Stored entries
• • •
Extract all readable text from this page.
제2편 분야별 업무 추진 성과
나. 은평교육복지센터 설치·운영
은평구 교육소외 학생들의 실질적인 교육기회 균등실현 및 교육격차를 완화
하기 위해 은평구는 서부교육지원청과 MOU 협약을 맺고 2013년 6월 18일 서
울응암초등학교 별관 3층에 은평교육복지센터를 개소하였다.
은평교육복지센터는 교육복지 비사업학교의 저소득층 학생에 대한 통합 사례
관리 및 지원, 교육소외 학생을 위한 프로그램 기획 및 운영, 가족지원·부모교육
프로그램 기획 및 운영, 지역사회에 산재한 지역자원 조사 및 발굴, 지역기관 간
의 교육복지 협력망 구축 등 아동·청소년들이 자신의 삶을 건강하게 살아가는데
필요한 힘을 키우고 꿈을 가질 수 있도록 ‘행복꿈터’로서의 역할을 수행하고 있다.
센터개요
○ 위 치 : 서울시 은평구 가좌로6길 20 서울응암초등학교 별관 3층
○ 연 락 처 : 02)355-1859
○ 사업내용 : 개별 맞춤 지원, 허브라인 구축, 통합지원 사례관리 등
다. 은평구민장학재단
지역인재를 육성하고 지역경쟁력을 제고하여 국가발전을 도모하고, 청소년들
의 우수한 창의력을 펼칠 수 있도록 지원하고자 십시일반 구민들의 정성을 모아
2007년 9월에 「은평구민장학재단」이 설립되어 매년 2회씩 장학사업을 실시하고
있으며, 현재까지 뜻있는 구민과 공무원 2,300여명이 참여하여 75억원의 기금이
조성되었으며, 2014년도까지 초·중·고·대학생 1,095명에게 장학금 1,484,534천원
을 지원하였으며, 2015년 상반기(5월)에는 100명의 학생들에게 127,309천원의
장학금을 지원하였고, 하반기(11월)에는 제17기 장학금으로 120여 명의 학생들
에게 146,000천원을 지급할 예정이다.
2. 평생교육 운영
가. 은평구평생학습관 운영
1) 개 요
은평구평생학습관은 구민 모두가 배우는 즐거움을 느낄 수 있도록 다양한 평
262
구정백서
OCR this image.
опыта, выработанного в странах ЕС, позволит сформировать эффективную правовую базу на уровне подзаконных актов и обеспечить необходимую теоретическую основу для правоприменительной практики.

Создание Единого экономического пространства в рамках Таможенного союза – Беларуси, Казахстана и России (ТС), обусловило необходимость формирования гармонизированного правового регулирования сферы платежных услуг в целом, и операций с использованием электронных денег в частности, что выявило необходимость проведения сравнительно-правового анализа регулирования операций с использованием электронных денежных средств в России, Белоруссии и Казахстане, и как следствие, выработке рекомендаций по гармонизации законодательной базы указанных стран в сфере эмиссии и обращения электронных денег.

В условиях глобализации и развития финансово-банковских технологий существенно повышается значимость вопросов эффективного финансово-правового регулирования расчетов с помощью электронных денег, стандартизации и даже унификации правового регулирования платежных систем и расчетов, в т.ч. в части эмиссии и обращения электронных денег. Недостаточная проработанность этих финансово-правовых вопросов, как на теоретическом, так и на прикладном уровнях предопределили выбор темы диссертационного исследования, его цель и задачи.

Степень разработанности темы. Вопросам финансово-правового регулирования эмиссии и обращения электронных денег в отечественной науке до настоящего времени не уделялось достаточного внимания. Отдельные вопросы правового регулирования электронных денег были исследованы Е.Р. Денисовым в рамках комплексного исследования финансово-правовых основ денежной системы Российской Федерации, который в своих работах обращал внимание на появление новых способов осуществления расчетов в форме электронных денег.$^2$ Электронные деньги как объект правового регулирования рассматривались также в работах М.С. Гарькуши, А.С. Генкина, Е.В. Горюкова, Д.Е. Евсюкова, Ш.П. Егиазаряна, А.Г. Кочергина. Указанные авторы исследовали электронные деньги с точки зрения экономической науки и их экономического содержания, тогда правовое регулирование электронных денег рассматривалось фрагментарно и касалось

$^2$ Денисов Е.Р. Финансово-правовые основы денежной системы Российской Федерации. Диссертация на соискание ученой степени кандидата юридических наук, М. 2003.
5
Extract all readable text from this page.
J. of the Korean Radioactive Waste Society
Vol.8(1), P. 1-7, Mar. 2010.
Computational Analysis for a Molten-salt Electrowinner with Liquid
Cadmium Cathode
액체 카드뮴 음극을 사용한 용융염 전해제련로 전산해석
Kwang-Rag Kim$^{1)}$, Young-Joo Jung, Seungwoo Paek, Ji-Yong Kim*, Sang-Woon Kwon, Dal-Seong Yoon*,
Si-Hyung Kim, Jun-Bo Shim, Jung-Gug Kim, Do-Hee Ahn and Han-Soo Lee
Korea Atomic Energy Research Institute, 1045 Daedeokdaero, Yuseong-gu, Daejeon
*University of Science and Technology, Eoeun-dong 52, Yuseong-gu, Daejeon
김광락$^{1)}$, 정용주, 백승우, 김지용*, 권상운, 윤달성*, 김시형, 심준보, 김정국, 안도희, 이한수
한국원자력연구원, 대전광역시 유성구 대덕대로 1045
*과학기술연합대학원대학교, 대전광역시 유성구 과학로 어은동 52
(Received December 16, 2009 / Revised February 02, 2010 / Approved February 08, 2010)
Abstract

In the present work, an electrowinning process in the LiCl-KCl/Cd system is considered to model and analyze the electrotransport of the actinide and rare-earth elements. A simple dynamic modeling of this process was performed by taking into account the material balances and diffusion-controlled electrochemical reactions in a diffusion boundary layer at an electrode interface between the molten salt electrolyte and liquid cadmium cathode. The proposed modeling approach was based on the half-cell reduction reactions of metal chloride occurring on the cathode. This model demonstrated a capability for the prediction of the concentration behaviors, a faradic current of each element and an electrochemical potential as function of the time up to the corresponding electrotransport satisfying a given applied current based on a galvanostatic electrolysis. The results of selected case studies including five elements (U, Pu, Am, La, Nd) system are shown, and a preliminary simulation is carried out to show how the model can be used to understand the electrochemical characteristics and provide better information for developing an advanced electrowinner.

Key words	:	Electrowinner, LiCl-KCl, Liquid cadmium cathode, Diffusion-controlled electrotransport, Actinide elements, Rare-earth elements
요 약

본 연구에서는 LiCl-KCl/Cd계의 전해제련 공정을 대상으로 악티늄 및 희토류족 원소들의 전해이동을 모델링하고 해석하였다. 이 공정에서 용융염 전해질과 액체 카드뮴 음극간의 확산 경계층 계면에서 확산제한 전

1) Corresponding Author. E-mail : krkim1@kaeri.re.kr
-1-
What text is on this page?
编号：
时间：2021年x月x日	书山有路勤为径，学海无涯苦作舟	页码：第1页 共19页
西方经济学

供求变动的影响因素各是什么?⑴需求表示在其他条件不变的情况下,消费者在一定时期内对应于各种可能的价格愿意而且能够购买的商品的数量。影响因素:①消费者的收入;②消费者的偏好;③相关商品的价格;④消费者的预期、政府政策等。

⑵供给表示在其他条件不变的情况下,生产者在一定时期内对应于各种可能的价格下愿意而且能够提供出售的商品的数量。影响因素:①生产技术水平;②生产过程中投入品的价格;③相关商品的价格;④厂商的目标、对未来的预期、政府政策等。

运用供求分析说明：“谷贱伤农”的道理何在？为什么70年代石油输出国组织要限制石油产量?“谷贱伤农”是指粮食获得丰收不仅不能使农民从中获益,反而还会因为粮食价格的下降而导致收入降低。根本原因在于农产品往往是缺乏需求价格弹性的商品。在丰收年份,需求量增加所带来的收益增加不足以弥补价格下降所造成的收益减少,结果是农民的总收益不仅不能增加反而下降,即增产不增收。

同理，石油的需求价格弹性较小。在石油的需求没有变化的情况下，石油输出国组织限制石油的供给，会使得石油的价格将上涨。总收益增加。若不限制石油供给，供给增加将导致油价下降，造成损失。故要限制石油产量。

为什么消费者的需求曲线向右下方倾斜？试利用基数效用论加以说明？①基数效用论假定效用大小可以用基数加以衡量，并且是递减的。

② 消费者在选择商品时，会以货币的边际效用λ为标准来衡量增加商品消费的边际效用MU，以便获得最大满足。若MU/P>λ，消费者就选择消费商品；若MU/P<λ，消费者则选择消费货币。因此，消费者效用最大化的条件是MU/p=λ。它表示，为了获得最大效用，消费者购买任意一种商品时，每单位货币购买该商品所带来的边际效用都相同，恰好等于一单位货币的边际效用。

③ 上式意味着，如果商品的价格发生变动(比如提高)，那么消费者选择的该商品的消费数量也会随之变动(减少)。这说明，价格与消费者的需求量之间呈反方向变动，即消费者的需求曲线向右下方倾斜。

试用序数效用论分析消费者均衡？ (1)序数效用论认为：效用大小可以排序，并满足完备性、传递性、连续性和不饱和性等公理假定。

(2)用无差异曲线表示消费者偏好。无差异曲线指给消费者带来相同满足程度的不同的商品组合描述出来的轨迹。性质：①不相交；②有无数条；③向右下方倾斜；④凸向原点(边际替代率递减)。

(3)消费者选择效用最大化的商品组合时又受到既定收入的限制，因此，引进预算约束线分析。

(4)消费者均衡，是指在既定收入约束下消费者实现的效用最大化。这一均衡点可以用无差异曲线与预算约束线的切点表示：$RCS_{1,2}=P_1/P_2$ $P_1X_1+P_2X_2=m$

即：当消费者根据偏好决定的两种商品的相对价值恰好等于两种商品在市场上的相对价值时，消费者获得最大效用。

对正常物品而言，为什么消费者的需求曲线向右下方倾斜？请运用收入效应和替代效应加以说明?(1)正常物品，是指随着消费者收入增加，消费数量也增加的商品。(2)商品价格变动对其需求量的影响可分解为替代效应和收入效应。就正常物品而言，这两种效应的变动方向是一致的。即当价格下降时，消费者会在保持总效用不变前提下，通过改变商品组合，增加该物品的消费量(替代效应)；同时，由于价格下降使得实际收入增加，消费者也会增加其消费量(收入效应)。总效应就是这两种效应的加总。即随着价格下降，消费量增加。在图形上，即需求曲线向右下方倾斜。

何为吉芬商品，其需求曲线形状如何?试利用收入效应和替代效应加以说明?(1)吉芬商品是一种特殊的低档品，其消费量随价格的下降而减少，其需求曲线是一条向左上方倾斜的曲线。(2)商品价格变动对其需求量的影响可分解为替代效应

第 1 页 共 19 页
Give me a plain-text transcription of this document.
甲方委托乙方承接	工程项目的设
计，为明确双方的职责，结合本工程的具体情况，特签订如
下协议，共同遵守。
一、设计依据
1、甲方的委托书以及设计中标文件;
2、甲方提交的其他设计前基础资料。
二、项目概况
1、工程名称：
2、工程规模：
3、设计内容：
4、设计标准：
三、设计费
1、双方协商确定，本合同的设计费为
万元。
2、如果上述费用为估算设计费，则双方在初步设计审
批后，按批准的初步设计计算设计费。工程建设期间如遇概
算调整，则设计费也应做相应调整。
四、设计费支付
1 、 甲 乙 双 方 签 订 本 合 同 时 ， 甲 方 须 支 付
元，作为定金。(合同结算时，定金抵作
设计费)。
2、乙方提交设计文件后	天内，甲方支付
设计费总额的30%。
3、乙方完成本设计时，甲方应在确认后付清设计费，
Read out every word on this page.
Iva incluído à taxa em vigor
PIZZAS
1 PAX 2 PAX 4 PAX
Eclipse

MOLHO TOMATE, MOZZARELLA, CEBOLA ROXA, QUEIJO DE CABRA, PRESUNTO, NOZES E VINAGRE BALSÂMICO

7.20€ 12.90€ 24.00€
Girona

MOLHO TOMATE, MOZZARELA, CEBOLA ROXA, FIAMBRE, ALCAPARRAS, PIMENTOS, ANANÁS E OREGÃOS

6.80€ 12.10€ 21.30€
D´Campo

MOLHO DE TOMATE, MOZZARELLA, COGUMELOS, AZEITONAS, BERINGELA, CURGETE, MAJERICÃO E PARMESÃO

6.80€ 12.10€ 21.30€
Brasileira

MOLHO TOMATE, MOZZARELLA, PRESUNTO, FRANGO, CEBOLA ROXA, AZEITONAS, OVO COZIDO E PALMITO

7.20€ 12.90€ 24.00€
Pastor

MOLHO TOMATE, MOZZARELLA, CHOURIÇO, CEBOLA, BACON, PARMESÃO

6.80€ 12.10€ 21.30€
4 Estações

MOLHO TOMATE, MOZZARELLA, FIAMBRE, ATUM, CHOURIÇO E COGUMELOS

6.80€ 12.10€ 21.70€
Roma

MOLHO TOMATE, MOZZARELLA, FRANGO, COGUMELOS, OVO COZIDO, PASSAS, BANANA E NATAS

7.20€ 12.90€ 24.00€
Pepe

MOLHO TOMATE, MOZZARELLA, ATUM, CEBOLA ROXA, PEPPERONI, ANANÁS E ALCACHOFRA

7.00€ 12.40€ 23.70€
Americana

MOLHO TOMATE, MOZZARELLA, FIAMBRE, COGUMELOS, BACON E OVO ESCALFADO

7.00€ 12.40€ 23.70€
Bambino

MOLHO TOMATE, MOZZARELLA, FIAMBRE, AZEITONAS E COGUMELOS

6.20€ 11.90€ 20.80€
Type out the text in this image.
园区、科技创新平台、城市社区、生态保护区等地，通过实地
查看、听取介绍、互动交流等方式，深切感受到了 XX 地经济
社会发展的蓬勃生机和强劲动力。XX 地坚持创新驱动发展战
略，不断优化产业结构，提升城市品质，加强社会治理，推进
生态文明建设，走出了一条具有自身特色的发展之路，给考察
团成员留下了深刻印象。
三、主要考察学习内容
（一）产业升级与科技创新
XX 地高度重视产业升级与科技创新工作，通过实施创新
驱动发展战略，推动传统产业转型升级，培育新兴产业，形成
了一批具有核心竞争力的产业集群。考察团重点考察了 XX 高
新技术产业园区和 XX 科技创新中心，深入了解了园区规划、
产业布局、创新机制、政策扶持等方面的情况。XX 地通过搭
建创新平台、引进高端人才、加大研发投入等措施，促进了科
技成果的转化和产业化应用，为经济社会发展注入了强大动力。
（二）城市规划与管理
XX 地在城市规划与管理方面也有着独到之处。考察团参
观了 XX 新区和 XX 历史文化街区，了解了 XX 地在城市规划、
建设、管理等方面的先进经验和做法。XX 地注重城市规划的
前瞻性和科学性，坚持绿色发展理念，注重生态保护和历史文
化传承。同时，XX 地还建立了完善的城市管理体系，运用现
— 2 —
• • •
Work to do:
Read the data above. Pull out each line in which the string "政府政策等" appears.

Task result:
供求变动的影响因素各是什么?⑴需求表示在其他条件不变的情况下,消费者在一定时期内对应于各种可能的价格愿意而且能够购买的商品的数量。影响因素:①消费者的收入;②消费者的偏好;③相关商品的价格;④消费者的预期、政府政策等。
⑵供给表示在其他条件不变的情况下,生产者在一定时期内对应于各种可能的价格下愿意而且能够提供出售的商品的数量。影响因素:①生产技术水平;②生产过程中投入品的价格;③相关商品的价格;④厂商的目标、对未来的预期、政府政策等。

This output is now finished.